The request - Check every line below for the word "villor" and copy the ones that have it.

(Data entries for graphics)
** begin **

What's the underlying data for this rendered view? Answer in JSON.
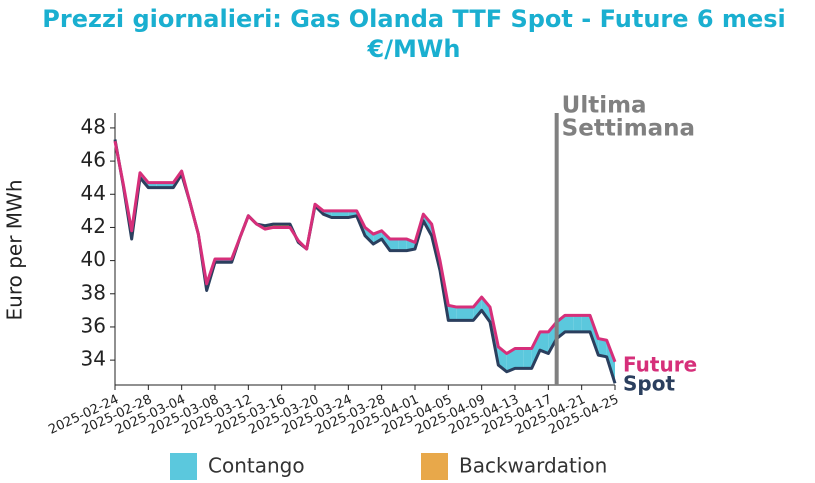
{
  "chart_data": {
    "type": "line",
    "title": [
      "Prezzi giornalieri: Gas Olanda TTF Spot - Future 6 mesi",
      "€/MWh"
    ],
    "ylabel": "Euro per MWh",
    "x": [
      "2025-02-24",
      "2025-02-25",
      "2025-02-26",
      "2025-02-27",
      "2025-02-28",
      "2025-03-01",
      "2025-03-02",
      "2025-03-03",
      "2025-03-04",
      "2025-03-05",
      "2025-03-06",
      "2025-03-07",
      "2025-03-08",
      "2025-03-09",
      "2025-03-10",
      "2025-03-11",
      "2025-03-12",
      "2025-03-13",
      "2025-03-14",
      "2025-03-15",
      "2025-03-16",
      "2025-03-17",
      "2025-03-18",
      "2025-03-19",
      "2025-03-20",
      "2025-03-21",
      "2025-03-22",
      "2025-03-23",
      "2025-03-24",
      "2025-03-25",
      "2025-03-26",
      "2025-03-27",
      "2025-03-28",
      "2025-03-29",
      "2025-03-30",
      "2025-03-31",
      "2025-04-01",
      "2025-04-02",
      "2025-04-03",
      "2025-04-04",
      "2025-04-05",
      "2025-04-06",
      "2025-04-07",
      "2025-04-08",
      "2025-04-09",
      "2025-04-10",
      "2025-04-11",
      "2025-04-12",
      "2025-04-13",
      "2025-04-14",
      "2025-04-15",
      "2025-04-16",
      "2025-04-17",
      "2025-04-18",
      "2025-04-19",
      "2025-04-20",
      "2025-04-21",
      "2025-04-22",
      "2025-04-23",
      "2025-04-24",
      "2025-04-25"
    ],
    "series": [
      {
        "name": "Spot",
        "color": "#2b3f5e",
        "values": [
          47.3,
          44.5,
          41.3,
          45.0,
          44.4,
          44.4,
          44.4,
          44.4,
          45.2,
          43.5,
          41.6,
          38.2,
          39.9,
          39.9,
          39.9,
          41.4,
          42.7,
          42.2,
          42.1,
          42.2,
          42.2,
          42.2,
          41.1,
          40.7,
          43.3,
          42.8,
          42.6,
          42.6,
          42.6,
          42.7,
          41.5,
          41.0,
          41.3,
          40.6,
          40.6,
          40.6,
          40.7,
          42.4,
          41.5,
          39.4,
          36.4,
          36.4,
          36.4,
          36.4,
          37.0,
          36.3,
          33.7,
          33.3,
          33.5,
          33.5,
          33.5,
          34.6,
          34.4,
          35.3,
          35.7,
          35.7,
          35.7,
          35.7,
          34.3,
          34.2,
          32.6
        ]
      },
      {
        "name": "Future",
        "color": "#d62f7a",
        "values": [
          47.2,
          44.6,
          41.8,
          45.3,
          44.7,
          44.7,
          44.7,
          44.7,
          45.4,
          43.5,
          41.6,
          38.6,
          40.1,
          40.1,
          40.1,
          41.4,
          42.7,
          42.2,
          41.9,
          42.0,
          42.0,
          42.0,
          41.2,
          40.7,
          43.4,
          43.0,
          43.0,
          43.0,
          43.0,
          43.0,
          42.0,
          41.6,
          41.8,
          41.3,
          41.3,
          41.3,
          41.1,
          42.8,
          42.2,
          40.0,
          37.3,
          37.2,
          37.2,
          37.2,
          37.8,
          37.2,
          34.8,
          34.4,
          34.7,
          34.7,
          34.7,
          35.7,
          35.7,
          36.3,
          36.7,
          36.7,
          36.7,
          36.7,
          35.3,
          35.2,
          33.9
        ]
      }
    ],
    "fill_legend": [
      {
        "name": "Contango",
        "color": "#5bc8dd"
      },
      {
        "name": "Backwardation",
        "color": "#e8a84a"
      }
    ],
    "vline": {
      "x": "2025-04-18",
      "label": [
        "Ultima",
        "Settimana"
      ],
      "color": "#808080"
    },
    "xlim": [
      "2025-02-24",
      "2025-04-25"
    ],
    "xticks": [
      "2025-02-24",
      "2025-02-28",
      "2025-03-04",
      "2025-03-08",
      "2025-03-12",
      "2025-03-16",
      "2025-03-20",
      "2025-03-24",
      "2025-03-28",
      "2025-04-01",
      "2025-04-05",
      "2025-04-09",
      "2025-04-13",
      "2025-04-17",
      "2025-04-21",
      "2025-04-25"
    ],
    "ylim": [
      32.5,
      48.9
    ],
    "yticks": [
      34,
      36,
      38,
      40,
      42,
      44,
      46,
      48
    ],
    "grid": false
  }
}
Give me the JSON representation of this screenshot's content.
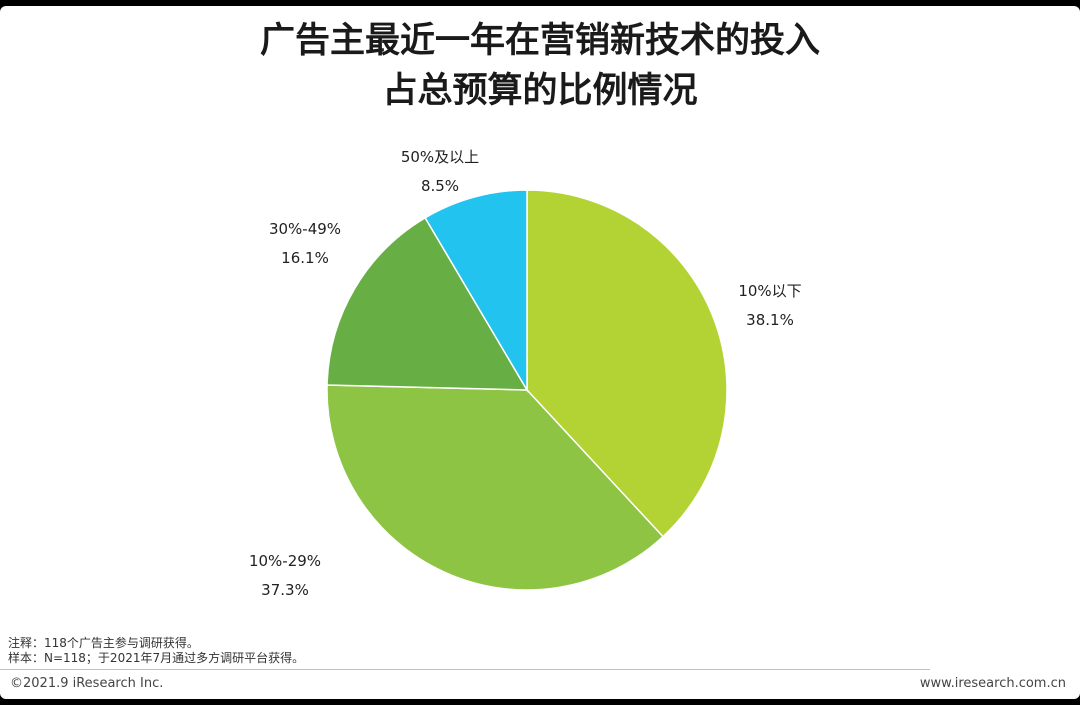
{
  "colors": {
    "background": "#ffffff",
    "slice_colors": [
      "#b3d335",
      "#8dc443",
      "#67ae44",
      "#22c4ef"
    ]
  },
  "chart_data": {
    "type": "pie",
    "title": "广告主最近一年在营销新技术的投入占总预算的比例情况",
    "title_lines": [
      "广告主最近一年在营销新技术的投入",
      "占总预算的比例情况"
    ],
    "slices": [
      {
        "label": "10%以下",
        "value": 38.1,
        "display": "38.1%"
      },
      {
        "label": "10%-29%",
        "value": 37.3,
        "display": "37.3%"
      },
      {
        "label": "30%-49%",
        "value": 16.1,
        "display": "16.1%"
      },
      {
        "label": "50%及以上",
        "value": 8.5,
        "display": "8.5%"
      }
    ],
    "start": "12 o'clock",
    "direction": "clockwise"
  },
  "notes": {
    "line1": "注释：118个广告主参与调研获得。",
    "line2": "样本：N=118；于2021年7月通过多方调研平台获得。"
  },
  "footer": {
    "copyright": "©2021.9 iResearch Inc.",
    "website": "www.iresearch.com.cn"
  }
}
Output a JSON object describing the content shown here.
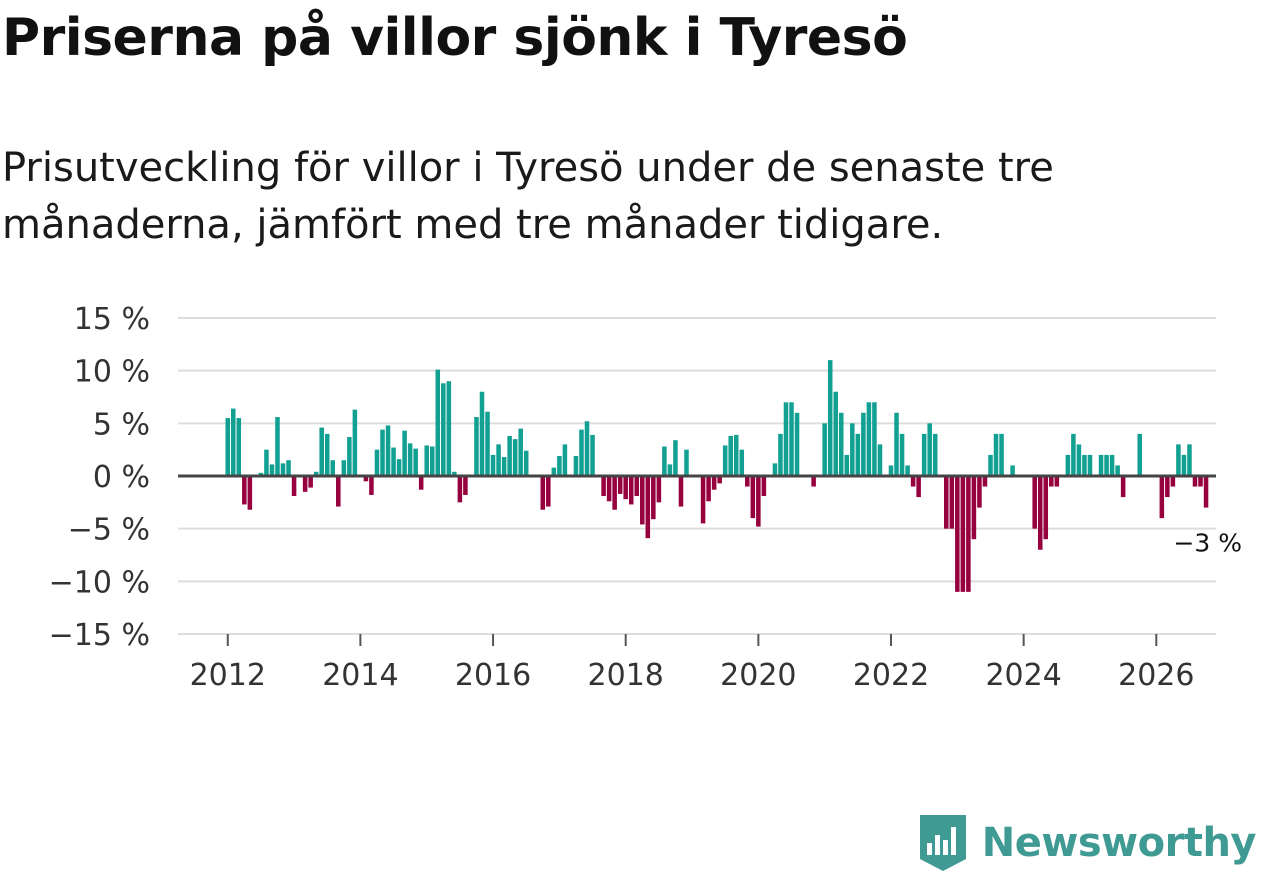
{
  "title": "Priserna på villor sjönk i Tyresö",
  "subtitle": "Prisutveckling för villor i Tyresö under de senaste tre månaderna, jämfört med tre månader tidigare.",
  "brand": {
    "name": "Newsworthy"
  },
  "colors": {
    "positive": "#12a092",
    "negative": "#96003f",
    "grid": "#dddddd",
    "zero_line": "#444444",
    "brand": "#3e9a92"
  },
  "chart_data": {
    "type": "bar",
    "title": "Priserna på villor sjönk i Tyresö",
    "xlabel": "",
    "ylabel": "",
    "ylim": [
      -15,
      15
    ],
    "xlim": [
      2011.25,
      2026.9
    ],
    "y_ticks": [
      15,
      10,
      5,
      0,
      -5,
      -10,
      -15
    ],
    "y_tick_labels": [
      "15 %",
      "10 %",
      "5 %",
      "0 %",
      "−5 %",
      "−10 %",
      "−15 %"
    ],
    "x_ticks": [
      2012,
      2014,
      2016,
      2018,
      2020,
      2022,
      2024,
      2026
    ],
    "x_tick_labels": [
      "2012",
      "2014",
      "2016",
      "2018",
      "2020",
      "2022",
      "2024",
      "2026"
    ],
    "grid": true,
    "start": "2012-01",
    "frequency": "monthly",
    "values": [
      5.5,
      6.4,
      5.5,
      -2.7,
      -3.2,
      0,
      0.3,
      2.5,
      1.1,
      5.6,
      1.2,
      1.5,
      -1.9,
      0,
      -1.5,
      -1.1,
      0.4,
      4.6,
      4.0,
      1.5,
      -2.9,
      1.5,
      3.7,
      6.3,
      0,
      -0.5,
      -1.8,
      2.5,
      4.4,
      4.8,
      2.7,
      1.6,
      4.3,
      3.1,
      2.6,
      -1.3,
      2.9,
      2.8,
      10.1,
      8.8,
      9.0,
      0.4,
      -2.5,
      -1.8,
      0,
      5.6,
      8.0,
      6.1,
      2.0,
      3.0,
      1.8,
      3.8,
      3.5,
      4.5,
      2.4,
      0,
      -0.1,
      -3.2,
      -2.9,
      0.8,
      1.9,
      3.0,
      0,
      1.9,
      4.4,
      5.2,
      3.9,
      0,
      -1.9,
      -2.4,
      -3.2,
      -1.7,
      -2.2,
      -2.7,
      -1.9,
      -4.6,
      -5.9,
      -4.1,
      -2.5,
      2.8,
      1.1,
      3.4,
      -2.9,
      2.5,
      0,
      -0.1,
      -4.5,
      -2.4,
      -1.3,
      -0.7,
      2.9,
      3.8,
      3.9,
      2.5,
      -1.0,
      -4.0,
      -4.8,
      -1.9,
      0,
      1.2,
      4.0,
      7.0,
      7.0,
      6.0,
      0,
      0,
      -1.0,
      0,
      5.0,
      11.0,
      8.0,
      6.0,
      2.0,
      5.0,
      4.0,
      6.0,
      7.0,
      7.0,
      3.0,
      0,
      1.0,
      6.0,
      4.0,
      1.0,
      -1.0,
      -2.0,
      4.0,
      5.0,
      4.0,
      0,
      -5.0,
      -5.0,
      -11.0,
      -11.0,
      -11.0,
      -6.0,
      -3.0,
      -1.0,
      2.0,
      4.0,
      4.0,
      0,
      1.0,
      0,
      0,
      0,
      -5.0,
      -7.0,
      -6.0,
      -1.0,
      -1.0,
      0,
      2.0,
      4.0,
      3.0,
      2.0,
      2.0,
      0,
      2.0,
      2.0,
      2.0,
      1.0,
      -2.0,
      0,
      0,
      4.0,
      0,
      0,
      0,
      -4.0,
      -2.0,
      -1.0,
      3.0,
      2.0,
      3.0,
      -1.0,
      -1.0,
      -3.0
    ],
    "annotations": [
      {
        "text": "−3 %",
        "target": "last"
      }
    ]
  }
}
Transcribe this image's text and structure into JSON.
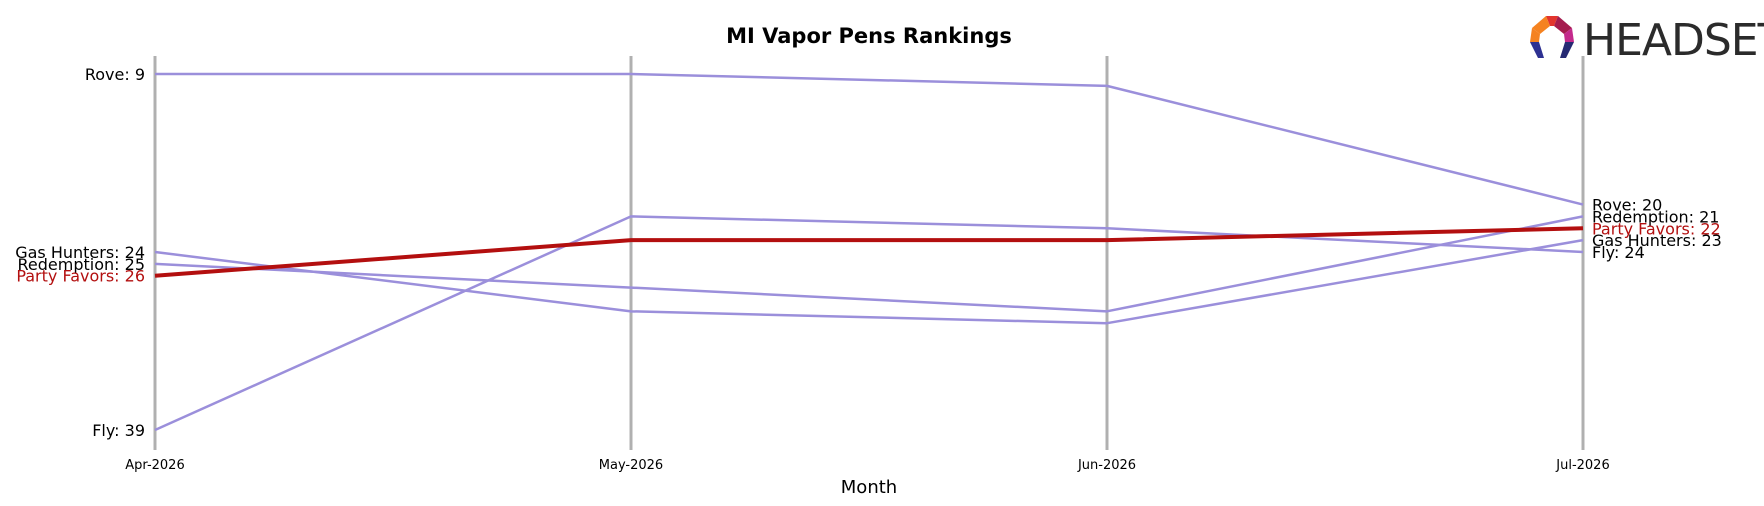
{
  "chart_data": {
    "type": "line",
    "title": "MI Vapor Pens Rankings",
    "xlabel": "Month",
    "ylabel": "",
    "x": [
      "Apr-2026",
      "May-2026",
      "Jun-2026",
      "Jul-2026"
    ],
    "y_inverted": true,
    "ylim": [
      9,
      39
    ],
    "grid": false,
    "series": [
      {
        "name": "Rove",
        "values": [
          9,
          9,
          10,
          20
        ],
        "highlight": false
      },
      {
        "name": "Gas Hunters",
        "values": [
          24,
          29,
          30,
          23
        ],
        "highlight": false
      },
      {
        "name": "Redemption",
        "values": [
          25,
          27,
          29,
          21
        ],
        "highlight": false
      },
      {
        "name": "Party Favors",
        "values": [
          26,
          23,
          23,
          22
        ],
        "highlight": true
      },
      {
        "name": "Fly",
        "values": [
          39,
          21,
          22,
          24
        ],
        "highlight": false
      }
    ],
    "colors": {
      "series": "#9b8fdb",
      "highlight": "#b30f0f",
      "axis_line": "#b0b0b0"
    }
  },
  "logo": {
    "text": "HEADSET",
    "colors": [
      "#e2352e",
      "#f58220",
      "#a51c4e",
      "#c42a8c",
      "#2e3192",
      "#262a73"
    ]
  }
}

** end **

Task output -
  "title": "Priserna på villor sjönk i Tyresö",
  "subtitle": "Prisutveckling för villor i Tyresö under de senaste tre månaderna, jämfört med tre månader tidigare.",
    "title": "Priserna på villor sjönk i Tyresö",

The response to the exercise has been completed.